_PROBLEM DETAILS_: Would you copy only the lines below, beginning with the one that contains "Read out every word on this page." and running through the last entry line?
+++ EXTRACTED RECORDS +++
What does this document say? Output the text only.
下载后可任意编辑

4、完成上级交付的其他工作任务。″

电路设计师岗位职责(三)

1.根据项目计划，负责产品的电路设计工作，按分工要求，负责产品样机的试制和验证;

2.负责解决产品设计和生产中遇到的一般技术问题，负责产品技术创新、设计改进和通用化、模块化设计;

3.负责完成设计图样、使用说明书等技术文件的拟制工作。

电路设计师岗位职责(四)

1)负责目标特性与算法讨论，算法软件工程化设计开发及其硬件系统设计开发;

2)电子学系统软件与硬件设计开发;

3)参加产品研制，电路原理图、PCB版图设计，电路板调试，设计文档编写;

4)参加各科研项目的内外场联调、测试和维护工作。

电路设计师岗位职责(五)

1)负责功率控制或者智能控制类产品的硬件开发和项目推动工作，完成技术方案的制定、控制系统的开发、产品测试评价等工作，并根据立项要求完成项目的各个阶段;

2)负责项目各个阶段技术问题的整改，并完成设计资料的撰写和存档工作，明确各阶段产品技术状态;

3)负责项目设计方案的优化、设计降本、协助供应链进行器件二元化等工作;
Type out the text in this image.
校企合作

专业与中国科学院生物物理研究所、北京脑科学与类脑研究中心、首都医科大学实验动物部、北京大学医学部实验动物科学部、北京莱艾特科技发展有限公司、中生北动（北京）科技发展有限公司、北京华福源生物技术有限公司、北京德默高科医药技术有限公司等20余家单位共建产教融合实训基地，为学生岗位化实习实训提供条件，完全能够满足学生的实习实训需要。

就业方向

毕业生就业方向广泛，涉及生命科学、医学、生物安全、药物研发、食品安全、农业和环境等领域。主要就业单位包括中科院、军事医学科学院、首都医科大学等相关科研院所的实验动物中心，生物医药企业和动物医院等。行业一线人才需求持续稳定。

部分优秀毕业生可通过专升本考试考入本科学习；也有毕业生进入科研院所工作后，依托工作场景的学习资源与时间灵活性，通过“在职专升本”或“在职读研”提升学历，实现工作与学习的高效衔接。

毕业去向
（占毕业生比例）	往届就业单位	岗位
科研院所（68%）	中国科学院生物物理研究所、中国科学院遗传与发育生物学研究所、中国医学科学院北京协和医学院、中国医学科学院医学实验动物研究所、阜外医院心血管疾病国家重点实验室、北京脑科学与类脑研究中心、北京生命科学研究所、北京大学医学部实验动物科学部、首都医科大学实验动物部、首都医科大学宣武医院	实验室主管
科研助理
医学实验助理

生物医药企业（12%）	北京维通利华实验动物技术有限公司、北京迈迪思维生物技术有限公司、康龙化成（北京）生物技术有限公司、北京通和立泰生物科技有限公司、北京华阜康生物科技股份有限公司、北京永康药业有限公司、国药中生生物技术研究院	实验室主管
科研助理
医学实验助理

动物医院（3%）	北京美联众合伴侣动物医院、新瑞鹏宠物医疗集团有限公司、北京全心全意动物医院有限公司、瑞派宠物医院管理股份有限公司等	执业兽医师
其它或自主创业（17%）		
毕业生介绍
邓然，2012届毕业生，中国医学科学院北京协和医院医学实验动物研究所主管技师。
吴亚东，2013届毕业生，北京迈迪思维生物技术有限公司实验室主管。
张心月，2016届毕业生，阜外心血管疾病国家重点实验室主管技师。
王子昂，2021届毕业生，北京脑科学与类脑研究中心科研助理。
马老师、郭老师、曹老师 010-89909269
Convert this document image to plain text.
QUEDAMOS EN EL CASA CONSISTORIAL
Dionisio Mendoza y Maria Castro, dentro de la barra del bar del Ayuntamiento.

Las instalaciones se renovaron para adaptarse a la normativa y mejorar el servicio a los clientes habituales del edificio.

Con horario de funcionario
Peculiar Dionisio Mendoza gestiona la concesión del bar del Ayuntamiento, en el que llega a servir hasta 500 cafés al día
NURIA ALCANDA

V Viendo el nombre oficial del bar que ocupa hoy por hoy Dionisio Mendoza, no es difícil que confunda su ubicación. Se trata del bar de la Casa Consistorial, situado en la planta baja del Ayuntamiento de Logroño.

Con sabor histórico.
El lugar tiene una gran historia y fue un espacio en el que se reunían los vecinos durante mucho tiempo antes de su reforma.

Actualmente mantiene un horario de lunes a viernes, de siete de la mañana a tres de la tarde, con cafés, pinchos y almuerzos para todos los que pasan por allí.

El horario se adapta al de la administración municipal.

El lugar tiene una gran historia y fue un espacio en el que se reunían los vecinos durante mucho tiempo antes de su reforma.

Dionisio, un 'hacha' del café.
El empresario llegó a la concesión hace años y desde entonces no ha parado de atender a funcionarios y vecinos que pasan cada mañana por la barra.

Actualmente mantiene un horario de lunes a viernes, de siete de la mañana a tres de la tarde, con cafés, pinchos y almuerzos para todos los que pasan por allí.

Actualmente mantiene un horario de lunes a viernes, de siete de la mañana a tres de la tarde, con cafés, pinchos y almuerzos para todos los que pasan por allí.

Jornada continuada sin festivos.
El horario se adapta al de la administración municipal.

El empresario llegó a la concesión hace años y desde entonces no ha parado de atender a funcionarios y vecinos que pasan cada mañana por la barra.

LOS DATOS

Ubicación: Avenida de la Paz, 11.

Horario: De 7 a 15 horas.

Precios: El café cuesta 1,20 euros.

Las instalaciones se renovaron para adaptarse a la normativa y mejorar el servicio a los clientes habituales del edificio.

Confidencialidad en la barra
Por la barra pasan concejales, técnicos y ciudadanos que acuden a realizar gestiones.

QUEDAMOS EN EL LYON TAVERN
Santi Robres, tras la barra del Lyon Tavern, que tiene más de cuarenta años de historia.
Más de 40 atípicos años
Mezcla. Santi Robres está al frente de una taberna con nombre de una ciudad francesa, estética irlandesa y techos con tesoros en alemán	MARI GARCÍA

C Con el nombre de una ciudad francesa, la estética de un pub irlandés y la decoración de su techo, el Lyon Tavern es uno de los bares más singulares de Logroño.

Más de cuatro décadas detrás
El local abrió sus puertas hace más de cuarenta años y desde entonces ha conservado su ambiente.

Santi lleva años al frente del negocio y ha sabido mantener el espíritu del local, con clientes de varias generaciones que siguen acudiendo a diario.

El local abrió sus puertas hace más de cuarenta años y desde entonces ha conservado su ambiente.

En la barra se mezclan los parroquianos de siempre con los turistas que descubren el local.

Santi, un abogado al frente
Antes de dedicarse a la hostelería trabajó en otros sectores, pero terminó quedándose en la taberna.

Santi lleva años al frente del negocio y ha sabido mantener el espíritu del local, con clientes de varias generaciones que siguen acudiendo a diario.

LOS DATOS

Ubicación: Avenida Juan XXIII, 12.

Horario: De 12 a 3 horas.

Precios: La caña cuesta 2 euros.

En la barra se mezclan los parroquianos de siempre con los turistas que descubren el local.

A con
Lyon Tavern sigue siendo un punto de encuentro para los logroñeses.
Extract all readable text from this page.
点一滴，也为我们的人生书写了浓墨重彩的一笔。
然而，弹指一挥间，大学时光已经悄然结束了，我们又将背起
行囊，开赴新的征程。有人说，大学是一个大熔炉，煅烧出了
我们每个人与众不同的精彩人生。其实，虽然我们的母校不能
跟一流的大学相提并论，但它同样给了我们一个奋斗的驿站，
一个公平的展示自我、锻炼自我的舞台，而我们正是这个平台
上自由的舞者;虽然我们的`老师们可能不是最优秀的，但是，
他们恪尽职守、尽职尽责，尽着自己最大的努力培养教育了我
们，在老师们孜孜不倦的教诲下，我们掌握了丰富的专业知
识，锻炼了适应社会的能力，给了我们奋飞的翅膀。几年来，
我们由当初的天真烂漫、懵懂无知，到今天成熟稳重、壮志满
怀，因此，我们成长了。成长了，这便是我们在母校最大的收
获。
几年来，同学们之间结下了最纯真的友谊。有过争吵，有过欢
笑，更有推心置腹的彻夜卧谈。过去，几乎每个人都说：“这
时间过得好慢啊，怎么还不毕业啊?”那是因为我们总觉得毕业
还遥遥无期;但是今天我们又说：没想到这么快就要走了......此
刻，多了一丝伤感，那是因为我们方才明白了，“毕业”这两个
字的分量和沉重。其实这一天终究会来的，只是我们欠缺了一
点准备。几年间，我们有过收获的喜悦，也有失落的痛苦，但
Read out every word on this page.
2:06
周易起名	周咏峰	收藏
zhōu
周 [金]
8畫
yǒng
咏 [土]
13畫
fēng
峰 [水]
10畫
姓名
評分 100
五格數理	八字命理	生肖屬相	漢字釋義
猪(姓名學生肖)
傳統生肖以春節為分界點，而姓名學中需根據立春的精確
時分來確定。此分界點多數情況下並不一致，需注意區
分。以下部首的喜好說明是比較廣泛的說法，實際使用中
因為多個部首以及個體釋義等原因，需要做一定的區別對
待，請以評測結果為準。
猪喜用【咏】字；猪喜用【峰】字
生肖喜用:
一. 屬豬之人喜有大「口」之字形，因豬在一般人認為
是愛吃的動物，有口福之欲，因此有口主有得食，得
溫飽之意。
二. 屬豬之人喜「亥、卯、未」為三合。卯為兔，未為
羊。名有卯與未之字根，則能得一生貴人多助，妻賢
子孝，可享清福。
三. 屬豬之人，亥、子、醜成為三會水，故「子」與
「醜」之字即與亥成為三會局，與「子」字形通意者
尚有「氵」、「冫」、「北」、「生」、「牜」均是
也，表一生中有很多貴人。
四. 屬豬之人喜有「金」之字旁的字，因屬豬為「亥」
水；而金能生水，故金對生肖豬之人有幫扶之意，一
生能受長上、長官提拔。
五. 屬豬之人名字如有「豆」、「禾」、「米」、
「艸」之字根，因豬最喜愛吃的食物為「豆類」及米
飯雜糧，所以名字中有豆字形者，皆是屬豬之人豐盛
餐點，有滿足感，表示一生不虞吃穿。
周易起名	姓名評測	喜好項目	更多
+++
_RESULT_:
Read out every word on this page.
2:06
周易起名	周咏峰	收藏
zhōu
周 [金]
8畫
yǒng
咏 [土]
13畫
fēng
峰 [水]
10畫
姓名
評分 100
五格數理	八字命理	生肖屬相	漢字釋義
猪(姓名學生肖)
傳統生肖以春節為分界點，而姓名學中需根據立春的精確
時分來確定。此分界點多數情況下並不一致，需注意區
分。以下部首的喜好說明是比較廣泛的說法，實際使用中
因為多個部首以及個體釋義等原因，需要做一定的區別對
待，請以評測結果為準。
猪喜用【咏】字；猪喜用【峰】字
生肖喜用:
一. 屬豬之人喜有大「口」之字形，因豬在一般人認為
是愛吃的動物，有口福之欲，因此有口主有得食，得
溫飽之意。
二. 屬豬之人喜「亥、卯、未」為三合。卯為兔，未為
羊。名有卯與未之字根，則能得一生貴人多助，妻賢
子孝，可享清福。
三. 屬豬之人，亥、子、醜成為三會水，故「子」與
「醜」之字即與亥成為三會局，與「子」字形通意者
尚有「氵」、「冫」、「北」、「生」、「牜」均是
也，表一生中有很多貴人。
四. 屬豬之人喜有「金」之字旁的字，因屬豬為「亥」
水；而金能生水，故金對生肖豬之人有幫扶之意，一
生能受長上、長官提拔。
五. 屬豬之人名字如有「豆」、「禾」、「米」、
「艸」之字根，因豬最喜愛吃的食物為「豆類」及米
飯雜糧，所以名字中有豆字形者，皆是屬豬之人豐盛
餐點，有滿足感，表示一生不虞吃穿。
周易起名	姓名評測	喜好項目	更多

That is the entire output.